Extract the listing below in full, unchanged.
◇ ◇ ◇ ◇ ◇ ◇ ◇
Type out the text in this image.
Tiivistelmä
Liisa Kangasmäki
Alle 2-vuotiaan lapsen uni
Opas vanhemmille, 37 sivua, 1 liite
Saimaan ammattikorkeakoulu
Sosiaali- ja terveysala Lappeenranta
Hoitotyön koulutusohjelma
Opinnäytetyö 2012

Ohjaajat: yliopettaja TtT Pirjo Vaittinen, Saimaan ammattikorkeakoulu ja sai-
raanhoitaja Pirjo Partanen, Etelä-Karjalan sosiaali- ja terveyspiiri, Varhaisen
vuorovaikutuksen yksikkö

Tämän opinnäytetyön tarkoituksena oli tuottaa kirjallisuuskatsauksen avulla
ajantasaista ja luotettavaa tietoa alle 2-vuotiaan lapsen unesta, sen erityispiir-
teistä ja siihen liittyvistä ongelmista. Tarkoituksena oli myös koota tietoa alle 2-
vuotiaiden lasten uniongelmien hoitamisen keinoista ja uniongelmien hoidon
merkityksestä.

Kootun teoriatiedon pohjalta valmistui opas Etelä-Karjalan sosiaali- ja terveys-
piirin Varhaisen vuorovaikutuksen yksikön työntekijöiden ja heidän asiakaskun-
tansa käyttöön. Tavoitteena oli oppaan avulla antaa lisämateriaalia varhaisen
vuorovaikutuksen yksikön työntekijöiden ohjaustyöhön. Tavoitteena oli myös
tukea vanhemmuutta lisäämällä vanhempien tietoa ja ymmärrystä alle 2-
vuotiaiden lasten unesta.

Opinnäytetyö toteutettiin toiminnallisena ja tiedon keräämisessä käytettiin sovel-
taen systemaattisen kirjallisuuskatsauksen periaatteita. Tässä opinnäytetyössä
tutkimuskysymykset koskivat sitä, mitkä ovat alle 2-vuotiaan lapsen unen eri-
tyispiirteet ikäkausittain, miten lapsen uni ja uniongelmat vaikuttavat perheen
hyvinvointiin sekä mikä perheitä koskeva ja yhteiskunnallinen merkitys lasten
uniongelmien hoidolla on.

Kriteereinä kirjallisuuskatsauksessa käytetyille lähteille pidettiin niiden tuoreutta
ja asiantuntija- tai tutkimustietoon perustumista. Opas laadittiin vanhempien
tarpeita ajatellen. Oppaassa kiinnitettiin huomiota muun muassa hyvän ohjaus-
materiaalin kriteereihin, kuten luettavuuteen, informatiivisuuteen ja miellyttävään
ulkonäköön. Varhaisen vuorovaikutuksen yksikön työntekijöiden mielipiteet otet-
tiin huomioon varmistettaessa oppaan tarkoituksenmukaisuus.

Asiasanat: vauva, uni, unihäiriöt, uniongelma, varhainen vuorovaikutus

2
◇ ◇ ◇ ◇ ◇ ◇ ◇
→ **TASK RESULT**
Type out the text in this image.
Tiivistelmä
Liisa Kangasmäki
Alle 2-vuotiaan lapsen uni
Opas vanhemmille, 37 sivua, 1 liite
Saimaan ammattikorkeakoulu
Sosiaali- ja terveysala Lappeenranta
Hoitotyön koulutusohjelma
Opinnäytetyö 2012

Ohjaajat: yliopettaja TtT Pirjo Vaittinen, Saimaan ammattikorkeakoulu ja sai-
raanhoitaja Pirjo Partanen, Etelä-Karjalan sosiaali- ja terveyspiiri, Varhaisen
vuorovaikutuksen yksikkö

Tämän opinnäytetyön tarkoituksena oli tuottaa kirjallisuuskatsauksen avulla
ajantasaista ja luotettavaa tietoa alle 2-vuotiaan lapsen unesta, sen erityispiir-
teistä ja siihen liittyvistä ongelmista. Tarkoituksena oli myös koota tietoa alle 2-
vuotiaiden lasten uniongelmien hoitamisen keinoista ja uniongelmien hoidon
merkityksestä.

Kootun teoriatiedon pohjalta valmistui opas Etelä-Karjalan sosiaali- ja terveys-
piirin Varhaisen vuorovaikutuksen yksikön työntekijöiden ja heidän asiakaskun-
tansa käyttöön. Tavoitteena oli oppaan avulla antaa lisämateriaalia varhaisen
vuorovaikutuksen yksikön työntekijöiden ohjaustyöhön. Tavoitteena oli myös
tukea vanhemmuutta lisäämällä vanhempien tietoa ja ymmärrystä alle 2-
vuotiaiden lasten unesta.

Opinnäytetyö toteutettiin toiminnallisena ja tiedon keräämisessä käytettiin sovel-
taen systemaattisen kirjallisuuskatsauksen periaatteita. Tässä opinnäytetyössä
tutkimuskysymykset koskivat sitä, mitkä ovat alle 2-vuotiaan lapsen unen eri-
tyispiirteet ikäkausittain, miten lapsen uni ja uniongelmat vaikuttavat perheen
hyvinvointiin sekä mikä perheitä koskeva ja yhteiskunnallinen merkitys lasten
uniongelmien hoidolla on.

Kriteereinä kirjallisuuskatsauksessa käytetyille lähteille pidettiin niiden tuoreutta
ja asiantuntija- tai tutkimustietoon perustumista. Opas laadittiin vanhempien
tarpeita ajatellen. Oppaassa kiinnitettiin huomiota muun muassa hyvän ohjaus-
materiaalin kriteereihin, kuten luettavuuteen, informatiivisuuteen ja miellyttävään
ulkonäköön. Varhaisen vuorovaikutuksen yksikön työntekijöiden mielipiteet otet-
tiin huomioon varmistettaessa oppaan tarkoituksenmukaisuus.

Asiasanat: vauva, uni, unihäiriöt, uniongelma, varhainen vuorovaikutus

2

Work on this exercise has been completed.